*Page*.
▬▬▬▬▬▬▬▬▬▬

Here is some code showing how a DTD (the strict version) is written for the XHTML language, but just for the image (IMG) element. The DTD for HTML is shared with XHTML (with very small differences to ensure that XHTML documents conform to the XML spec), although only XHTML actually conforms to the XML specification. What this means is that you'll find all the HTML elements and attributes present in XHTML, but if you use them in an XHTML document you must conform strictly to the rules imposed by XML (such as proper nesting and termination of elements).
<! --
    To avoid accessibility problems for people who aren't
    able to see the image, you should provide a text
    description using the alt and longdesc attributes.
    In addition, avoid the use of server-side image maps.
    Note that in this DTD there is no name attribute. That
    is only available in the transitional and frameset DTD.
-->
<!ELEMENT img EMPTY>
<!ATTLIST img
  %attrs;
  src         %URI;          #REQUIRED
  alt         %Text;         #REQUIRED
  longdesc    %URI;          #IMPLIED
  height      %Length;       #IMPLIED
  width       %Length;       #IMPLIED
  usemap      %URI;          #IMPLIED
  ismap       (ismap)        #IMPLIED
  >
<!-- usemap points to a map element which may be in this document
  or an external document, although the latter is not widely supported -->
In this example (keeping in mind that it is written in EBNF) you can see that on the first line following the comment, there is a callout for ELEMENT, and the name of the element is img, and it is EMPTY (contains no content between the non-existent beginning and ending tags). However, even though it is formally empty, its src attributes does contain data in the form of a URI (for our purposes the same as a URL) that specifies where the image file can be found.
Following the ELEMENT callout is a list of attributes that may be included with the img tag in an XHTML document. Those of you familiar with HTML and XHTML no doubt recognize the src attribute as the URL (or URI) that specifies the location of the image file and is REQUIRED.

▬▬▬▬▬▬▬▬▬▬

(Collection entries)
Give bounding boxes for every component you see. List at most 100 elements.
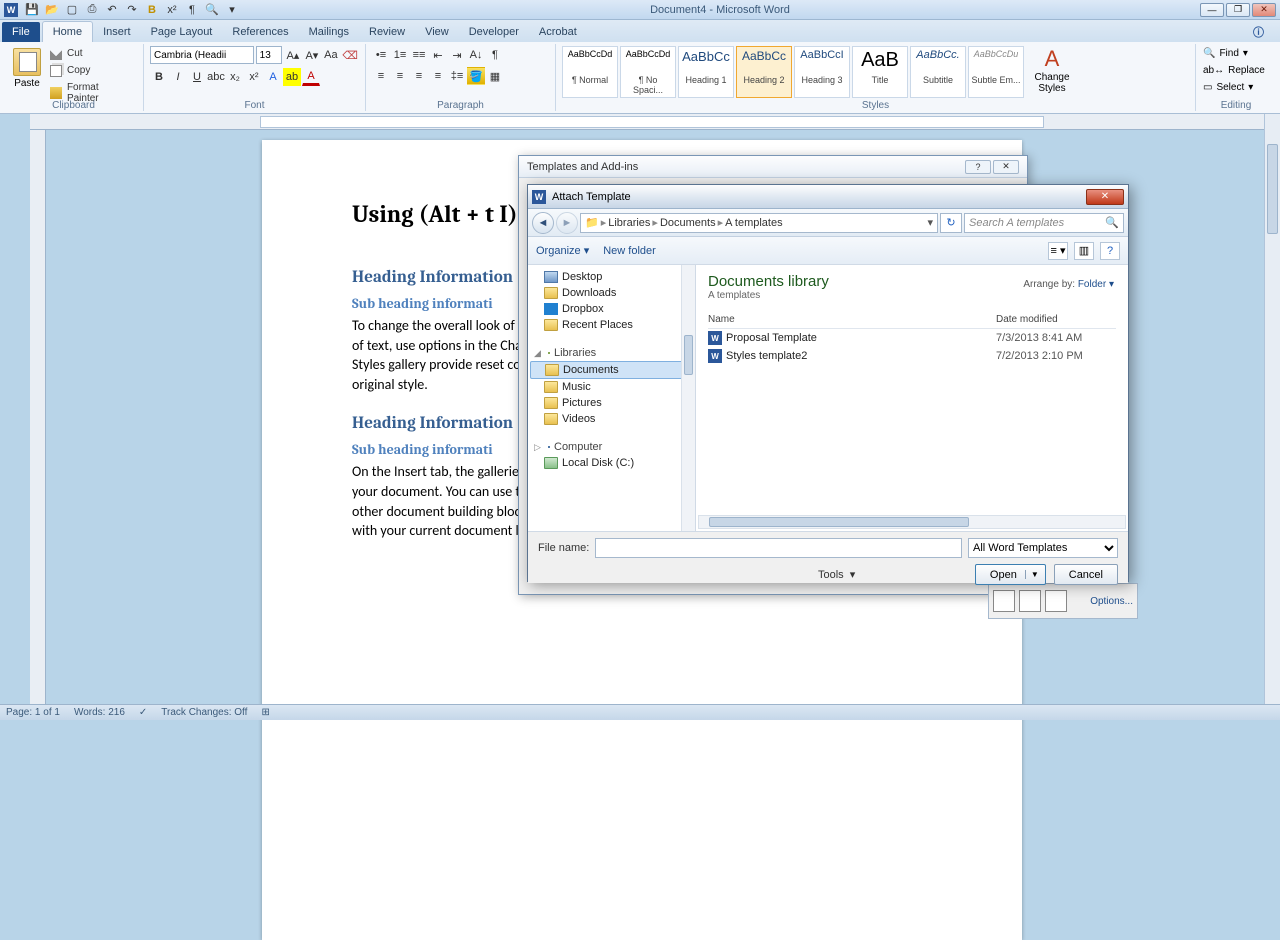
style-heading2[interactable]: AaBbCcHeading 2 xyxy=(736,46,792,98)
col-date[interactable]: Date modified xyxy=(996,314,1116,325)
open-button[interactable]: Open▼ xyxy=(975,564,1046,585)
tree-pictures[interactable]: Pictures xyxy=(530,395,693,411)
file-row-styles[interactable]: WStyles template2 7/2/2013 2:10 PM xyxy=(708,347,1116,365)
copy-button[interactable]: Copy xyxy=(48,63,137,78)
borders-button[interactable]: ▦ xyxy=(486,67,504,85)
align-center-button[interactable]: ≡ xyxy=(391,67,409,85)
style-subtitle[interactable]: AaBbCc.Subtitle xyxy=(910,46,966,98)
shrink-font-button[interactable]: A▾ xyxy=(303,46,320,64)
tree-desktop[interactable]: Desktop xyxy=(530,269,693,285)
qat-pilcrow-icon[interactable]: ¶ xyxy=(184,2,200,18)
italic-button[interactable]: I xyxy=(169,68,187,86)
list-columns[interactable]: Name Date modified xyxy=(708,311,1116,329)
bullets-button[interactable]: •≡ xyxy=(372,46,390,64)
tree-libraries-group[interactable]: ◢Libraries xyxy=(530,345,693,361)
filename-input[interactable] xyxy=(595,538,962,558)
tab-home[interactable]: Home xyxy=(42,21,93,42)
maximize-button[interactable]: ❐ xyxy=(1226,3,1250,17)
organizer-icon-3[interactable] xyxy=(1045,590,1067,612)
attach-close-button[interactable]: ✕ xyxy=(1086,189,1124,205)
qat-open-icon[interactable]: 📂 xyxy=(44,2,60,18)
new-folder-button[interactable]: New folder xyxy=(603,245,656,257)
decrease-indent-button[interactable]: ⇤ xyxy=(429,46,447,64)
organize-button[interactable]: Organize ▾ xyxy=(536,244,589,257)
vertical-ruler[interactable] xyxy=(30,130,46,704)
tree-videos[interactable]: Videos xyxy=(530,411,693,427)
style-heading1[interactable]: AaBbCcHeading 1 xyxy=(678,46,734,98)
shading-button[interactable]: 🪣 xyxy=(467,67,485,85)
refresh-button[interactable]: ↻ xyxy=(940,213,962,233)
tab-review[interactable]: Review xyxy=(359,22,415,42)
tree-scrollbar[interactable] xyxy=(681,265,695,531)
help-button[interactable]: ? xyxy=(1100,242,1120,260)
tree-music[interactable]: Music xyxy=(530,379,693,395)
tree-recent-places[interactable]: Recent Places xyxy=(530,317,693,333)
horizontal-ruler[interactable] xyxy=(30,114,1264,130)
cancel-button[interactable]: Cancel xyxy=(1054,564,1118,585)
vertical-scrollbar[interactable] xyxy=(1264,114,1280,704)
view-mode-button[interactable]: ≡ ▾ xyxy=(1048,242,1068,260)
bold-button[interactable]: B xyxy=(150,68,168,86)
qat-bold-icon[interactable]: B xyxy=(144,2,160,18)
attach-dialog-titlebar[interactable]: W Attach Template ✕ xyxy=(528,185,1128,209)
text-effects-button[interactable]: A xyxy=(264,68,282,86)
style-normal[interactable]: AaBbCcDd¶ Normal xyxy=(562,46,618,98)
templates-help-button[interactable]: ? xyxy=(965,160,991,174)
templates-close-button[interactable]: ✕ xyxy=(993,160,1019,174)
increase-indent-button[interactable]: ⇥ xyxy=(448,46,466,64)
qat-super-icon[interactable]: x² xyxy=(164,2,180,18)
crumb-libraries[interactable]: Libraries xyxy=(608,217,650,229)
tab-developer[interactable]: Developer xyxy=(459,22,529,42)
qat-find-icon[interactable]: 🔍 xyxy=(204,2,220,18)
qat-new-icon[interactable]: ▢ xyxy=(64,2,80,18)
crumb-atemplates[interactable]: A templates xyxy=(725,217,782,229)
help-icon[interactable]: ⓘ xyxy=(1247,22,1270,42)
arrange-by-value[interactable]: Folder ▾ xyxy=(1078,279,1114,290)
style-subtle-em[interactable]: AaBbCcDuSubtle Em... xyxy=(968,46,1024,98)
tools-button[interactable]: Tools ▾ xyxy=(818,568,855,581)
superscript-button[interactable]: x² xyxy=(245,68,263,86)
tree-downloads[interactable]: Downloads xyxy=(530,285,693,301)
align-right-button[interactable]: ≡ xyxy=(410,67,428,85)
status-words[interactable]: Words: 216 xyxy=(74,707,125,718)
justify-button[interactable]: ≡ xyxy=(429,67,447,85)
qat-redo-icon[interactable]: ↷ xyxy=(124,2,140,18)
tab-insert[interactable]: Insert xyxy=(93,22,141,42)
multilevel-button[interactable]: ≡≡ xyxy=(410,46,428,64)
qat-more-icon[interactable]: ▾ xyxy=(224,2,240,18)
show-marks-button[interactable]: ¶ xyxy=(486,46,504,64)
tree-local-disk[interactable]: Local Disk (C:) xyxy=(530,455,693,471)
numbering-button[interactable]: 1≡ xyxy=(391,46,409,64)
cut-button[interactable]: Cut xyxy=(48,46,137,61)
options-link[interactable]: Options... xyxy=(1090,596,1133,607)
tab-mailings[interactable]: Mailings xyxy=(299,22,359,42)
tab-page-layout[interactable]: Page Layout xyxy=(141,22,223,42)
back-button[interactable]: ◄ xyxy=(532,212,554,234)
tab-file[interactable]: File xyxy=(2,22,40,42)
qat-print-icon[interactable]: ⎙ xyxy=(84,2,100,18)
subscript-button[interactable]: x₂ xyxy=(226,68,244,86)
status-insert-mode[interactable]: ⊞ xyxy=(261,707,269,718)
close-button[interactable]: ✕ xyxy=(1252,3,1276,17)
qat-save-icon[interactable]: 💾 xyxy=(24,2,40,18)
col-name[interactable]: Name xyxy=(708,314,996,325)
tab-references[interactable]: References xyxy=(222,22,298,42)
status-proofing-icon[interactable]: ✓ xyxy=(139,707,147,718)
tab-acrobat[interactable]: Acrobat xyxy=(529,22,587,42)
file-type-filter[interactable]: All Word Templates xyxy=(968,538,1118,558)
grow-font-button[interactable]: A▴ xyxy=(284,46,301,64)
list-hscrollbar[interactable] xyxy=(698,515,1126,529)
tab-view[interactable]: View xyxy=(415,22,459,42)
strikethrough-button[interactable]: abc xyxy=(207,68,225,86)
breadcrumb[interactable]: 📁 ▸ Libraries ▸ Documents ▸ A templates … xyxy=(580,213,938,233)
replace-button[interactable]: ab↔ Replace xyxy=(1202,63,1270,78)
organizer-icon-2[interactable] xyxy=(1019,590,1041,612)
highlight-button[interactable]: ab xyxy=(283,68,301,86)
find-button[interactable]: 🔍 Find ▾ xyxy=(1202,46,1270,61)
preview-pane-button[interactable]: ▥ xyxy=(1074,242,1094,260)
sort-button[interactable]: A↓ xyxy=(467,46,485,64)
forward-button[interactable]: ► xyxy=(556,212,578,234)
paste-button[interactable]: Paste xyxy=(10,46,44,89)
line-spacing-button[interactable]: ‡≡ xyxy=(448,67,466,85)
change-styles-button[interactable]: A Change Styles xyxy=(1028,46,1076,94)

▬▬▬▬▬▬▬▬▬▬

*Direction*. According to the page on the XHTML image DTD, which DTDs are the only ones where the name attribute is available? You can ignore the entries.

*Full solution*. The transitional and frameset DTDs.